Annotated element listings:
##########

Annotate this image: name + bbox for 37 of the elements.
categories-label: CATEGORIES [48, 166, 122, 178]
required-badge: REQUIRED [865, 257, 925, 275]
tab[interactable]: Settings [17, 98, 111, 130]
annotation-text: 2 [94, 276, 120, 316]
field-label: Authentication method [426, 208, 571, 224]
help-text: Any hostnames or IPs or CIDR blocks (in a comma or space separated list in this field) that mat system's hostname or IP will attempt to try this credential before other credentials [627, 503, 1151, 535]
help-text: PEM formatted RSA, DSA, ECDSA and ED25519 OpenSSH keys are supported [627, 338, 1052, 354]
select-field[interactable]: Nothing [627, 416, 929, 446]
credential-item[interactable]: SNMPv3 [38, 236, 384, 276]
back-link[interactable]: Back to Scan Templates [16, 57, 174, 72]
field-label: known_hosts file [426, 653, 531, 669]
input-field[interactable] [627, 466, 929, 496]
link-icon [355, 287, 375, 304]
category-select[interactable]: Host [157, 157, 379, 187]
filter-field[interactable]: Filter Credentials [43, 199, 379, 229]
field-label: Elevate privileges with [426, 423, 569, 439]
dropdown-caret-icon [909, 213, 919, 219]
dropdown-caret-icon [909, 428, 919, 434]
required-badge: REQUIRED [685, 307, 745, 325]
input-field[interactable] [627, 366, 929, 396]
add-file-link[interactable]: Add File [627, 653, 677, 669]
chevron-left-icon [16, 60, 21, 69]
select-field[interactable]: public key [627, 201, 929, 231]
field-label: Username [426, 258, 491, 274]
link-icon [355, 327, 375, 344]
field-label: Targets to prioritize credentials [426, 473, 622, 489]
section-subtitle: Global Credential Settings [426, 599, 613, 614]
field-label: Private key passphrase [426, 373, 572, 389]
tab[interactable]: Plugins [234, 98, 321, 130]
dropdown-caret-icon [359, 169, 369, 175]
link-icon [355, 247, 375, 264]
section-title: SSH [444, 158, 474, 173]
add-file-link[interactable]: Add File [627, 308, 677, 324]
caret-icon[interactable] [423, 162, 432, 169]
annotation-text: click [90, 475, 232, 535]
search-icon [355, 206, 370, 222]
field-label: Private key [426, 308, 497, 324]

##########

Rewrite all of the records above, replacing "Add File" with "Upload File" wherever it occurs and leaving everything else unchanged.

Annotate this image: name + bbox for 37 of the elements.
categories-label: CATEGORIES [48, 166, 122, 178]
required-badge: REQUIRED [865, 257, 925, 275]
tab[interactable]: Settings [17, 98, 111, 130]
annotation-text: 2 [94, 276, 120, 316]
field-label: Authentication method [426, 208, 571, 224]
help-text: Any hostnames or IPs or CIDR blocks (in a comma or space separated list in this field) that mat system's hostname or IP will attempt to try this credential before other credentials [627, 503, 1151, 535]
help-text: PEM formatted RSA, DSA, ECDSA and ED25519 OpenSSH keys are supported [627, 338, 1052, 354]
select-field[interactable]: Nothing [627, 416, 929, 446]
credential-item[interactable]: SNMPv3 [38, 236, 384, 276]
back-link[interactable]: Back to Scan Templates [16, 57, 174, 72]
field-label: known_hosts file [426, 653, 531, 669]
input-field[interactable] [627, 466, 929, 496]
link-icon [355, 287, 375, 304]
category-select[interactable]: Host [157, 157, 379, 187]
filter-field[interactable]: Filter Credentials [43, 199, 379, 229]
field-label: Elevate privileges with [426, 423, 569, 439]
dropdown-caret-icon [909, 213, 919, 219]
dropdown-caret-icon [909, 428, 919, 434]
required-badge: REQUIRED [685, 307, 745, 325]
input-field[interactable] [627, 366, 929, 396]
add-file-link[interactable]: Upload File [627, 653, 677, 669]
chevron-left-icon [16, 60, 21, 69]
select-field[interactable]: public key [627, 201, 929, 231]
field-label: Username [426, 258, 491, 274]
link-icon [355, 327, 375, 344]
field-label: Targets to prioritize credentials [426, 473, 622, 489]
section-subtitle: Global Credential Settings [426, 599, 613, 614]
field-label: Private key passphrase [426, 373, 572, 389]
tab[interactable]: Plugins [234, 98, 321, 130]
dropdown-caret-icon [359, 169, 369, 175]
link-icon [355, 247, 375, 264]
section-title: SSH [444, 158, 474, 173]
add-file-link[interactable]: Upload File [627, 308, 677, 324]
caret-icon[interactable] [423, 162, 432, 169]
annotation-text: click [90, 475, 232, 535]
search-icon [355, 206, 370, 222]
field-label: Private key [426, 308, 497, 324]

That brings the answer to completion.